» RECORDED INFORMATION:
☆ ☆ ☆ ☆ ☆ ☆ ☆

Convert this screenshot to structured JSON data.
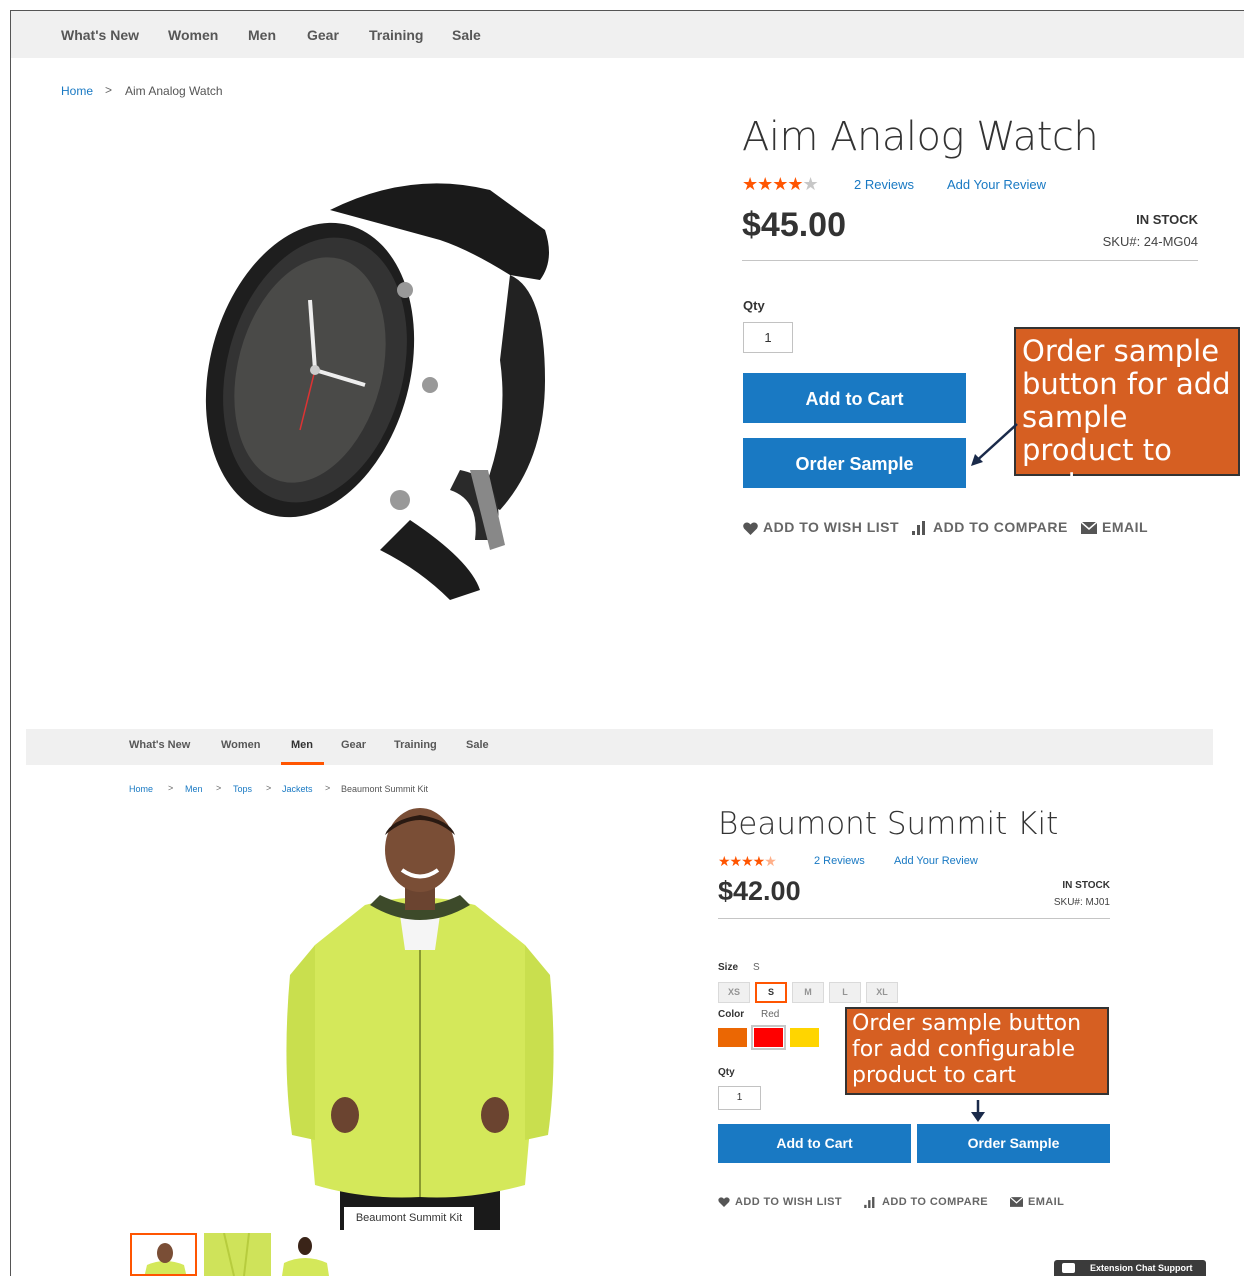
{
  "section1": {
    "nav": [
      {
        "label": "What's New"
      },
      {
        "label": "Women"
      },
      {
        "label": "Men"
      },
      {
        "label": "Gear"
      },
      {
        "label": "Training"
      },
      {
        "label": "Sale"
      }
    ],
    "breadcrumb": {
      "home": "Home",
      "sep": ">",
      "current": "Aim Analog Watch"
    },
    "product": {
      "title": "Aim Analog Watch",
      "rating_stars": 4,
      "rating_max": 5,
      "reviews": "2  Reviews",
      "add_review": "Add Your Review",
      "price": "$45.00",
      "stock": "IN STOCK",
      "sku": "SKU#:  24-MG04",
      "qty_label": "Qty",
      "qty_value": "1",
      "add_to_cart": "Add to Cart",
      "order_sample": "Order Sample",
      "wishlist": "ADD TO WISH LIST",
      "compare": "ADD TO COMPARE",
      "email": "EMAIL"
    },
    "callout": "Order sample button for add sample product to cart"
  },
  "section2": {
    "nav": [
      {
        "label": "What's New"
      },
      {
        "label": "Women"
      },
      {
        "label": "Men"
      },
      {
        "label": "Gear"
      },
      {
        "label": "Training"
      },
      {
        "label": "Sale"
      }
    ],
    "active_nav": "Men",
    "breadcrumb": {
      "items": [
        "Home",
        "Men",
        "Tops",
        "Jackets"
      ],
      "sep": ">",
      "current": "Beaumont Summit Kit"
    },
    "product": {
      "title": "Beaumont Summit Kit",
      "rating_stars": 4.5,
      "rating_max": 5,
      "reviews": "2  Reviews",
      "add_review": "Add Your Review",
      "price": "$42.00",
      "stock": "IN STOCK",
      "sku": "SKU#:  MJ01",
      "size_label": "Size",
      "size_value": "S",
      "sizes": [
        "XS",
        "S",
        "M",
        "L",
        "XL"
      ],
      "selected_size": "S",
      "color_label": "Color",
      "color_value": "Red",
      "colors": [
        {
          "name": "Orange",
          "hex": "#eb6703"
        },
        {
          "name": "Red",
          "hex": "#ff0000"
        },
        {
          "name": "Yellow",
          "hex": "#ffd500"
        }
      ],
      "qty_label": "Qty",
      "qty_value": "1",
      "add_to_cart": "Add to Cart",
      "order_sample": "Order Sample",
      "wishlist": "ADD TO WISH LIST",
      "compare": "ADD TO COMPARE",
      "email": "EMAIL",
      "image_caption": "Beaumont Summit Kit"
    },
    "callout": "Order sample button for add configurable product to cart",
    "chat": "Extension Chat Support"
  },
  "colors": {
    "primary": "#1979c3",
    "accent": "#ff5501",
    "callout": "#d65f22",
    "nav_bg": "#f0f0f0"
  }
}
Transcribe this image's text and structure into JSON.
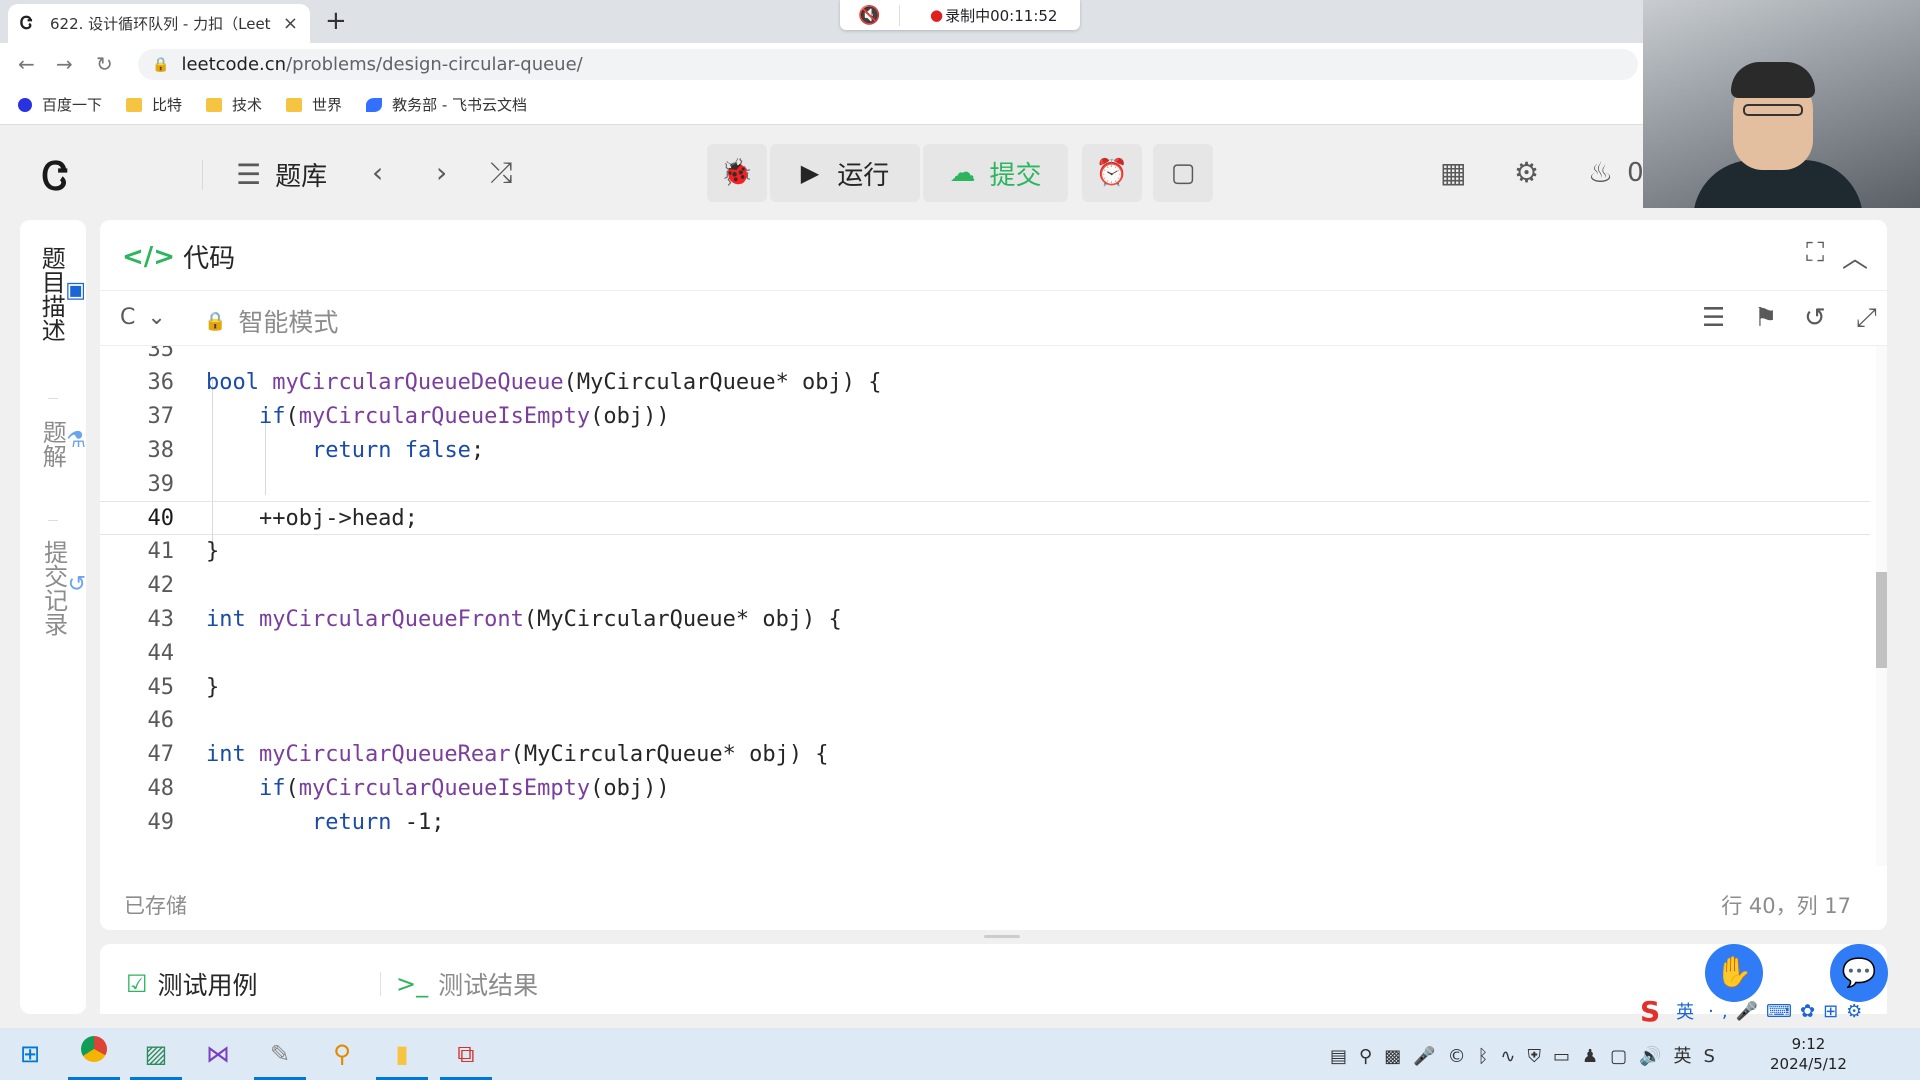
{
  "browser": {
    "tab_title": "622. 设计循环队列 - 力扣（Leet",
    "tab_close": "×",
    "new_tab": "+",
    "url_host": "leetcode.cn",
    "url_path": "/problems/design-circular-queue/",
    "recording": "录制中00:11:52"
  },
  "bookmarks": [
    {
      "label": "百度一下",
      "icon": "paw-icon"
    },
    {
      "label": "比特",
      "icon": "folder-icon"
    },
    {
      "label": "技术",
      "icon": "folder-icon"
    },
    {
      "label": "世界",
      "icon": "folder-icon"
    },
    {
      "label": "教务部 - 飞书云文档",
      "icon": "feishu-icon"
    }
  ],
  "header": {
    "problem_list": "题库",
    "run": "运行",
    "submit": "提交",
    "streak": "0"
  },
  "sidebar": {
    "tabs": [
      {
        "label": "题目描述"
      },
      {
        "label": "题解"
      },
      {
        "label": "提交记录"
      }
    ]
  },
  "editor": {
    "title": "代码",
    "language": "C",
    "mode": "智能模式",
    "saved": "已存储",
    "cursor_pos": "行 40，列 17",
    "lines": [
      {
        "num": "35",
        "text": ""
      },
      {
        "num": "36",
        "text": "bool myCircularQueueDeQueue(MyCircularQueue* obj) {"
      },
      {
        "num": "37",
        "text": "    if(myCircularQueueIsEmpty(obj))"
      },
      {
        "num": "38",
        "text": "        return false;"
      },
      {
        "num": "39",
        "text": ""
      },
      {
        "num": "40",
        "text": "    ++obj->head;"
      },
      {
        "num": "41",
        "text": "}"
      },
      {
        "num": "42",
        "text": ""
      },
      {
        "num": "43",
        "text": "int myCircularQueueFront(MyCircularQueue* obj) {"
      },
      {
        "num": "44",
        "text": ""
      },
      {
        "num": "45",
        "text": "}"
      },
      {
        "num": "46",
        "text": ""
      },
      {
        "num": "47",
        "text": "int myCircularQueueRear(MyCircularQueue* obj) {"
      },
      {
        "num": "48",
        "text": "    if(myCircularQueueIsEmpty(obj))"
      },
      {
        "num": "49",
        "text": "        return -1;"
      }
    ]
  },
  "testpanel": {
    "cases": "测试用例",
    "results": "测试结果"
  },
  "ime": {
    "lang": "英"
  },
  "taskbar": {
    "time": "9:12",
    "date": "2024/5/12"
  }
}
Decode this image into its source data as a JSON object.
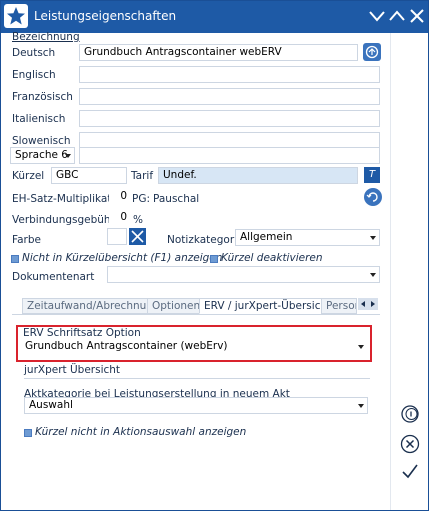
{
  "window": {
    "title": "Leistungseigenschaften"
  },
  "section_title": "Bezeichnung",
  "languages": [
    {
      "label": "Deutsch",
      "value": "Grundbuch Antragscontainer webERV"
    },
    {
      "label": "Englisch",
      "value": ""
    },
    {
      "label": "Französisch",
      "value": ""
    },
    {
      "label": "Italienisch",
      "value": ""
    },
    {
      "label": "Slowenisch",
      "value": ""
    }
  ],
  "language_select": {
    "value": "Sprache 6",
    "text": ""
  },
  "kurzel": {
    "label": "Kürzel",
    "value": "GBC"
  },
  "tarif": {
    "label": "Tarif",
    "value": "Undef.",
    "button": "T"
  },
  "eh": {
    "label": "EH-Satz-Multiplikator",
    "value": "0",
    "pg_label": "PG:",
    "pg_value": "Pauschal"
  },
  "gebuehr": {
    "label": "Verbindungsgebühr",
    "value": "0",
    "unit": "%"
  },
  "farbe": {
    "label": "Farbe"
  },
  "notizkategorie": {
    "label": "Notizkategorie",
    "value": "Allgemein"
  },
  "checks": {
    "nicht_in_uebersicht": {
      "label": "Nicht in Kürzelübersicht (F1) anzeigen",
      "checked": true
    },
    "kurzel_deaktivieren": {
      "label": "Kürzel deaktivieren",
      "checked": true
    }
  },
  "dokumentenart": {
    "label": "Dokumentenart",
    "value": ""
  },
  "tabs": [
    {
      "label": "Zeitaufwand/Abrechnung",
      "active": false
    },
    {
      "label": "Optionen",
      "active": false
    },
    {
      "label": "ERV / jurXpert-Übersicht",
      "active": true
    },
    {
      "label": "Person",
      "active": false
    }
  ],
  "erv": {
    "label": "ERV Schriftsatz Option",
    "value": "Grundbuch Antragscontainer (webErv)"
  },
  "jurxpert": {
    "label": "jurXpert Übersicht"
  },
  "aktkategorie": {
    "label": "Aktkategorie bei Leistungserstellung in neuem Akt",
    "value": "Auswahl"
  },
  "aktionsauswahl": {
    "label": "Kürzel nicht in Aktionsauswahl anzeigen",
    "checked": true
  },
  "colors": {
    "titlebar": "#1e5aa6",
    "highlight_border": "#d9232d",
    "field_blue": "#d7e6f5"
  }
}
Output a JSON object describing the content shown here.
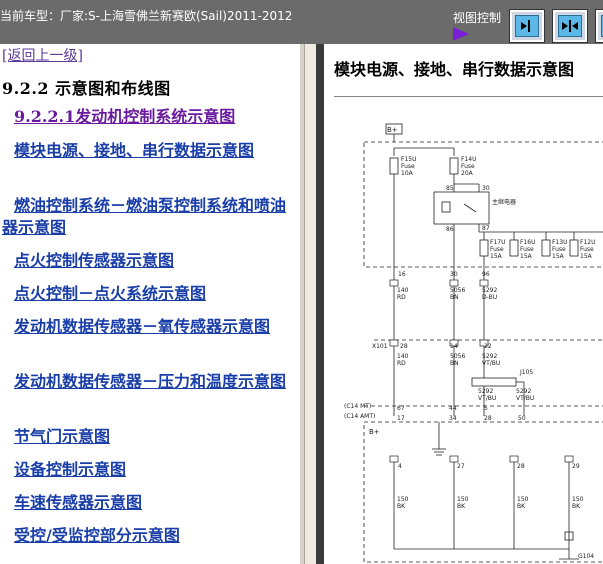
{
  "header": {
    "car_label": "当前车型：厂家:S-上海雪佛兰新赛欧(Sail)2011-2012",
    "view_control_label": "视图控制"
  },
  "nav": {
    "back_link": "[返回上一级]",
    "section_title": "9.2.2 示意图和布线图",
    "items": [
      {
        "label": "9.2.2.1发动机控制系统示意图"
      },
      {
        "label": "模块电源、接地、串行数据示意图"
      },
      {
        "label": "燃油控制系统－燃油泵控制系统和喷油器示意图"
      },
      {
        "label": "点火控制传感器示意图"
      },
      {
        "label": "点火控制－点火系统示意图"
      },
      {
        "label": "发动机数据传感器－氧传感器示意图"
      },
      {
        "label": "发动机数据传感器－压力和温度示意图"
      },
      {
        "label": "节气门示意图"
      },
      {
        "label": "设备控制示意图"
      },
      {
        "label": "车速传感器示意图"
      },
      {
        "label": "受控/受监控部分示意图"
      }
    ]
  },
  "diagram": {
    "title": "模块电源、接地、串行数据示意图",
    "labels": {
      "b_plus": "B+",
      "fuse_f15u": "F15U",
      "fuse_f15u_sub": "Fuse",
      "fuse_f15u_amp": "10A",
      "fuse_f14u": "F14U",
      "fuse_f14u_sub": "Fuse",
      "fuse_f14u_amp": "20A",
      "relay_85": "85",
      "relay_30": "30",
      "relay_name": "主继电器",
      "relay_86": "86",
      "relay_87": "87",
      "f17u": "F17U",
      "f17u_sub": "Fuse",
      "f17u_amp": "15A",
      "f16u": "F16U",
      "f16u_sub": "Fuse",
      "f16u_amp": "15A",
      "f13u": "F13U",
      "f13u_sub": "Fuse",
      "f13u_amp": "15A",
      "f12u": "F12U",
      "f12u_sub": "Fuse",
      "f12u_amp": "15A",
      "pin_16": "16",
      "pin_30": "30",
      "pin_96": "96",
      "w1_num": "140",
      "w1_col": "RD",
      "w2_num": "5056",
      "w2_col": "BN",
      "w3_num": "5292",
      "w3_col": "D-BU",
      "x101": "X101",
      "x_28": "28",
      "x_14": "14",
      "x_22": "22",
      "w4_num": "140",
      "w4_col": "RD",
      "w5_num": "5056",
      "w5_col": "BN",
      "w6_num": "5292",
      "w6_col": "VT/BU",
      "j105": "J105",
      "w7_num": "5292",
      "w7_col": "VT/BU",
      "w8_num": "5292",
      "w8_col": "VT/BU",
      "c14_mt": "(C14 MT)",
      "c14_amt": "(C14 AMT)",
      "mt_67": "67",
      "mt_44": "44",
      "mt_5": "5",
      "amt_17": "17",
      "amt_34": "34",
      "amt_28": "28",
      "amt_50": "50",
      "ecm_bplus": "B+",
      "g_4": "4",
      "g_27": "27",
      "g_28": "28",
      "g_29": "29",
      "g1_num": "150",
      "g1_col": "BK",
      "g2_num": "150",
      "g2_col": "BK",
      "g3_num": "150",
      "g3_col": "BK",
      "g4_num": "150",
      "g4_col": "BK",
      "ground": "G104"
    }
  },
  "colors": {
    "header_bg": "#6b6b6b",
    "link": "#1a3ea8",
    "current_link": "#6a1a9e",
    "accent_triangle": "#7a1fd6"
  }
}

☆ ☆ ☆ ☆ ☆ ☆ ☆

» INSTRUCTIONS FOR THE TASK:
Gather all lines with the string "JSON" from the data.

» ANSWER TO THIS PROBLEM:
Convert this screenshot to structured JSON data.
Transcribe this image's text and structure into JSON.
Decode this image into its source data as a JSON object.
Output a JSON object describing the content shown here.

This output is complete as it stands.